-- Goal of the exercise --
Write out every entry exactly as given, but omit the pictures.

-- Entries supplied --
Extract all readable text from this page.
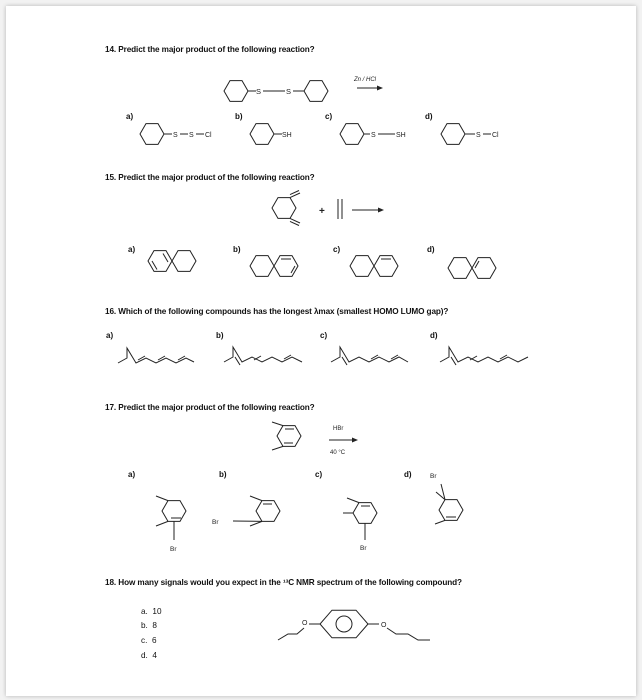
14. Predict the major product of the following reaction?
a)	b)	c)	d)
15. Predict the major product of the following reaction?
a)	b)	c)	d)
16. Which of the following compounds has the longest λmax (smallest HOMO LUMO gap)?
a)	b)	c)	d)
17. Predict the major product of the following reaction?
a)	b)	c)	d)
18. How many signals would you expect in the ¹³C NMR spectrum of the following compound?
a. 10
b. 8
c. 6
d. 4
S	S
Zn / HCl
S S Cl	SH	S	SH	S Cl
+
HBr
40 °C
Br
Br
Br
Br
O	O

-- Completed exercise --
Extract all readable text from this page.
14. Predict the major product of the following reaction?
a)	b)	c)	d)
15. Predict the major product of the following reaction?
a)	b)	c)	d)
16. Which of the following compounds has the longest λmax (smallest HOMO LUMO gap)?
a)	b)	c)	d)
17. Predict the major product of the following reaction?
a)	b)	c)	d)
18. How many signals would you expect in the ¹³C NMR spectrum of the following compound?
a. 10
b. 8
c. 6
d. 4
S	S
Zn / HCl
S S Cl	SH	S	SH	S Cl
+
HBr
40 °C
Br
Br
Br
Br
O	O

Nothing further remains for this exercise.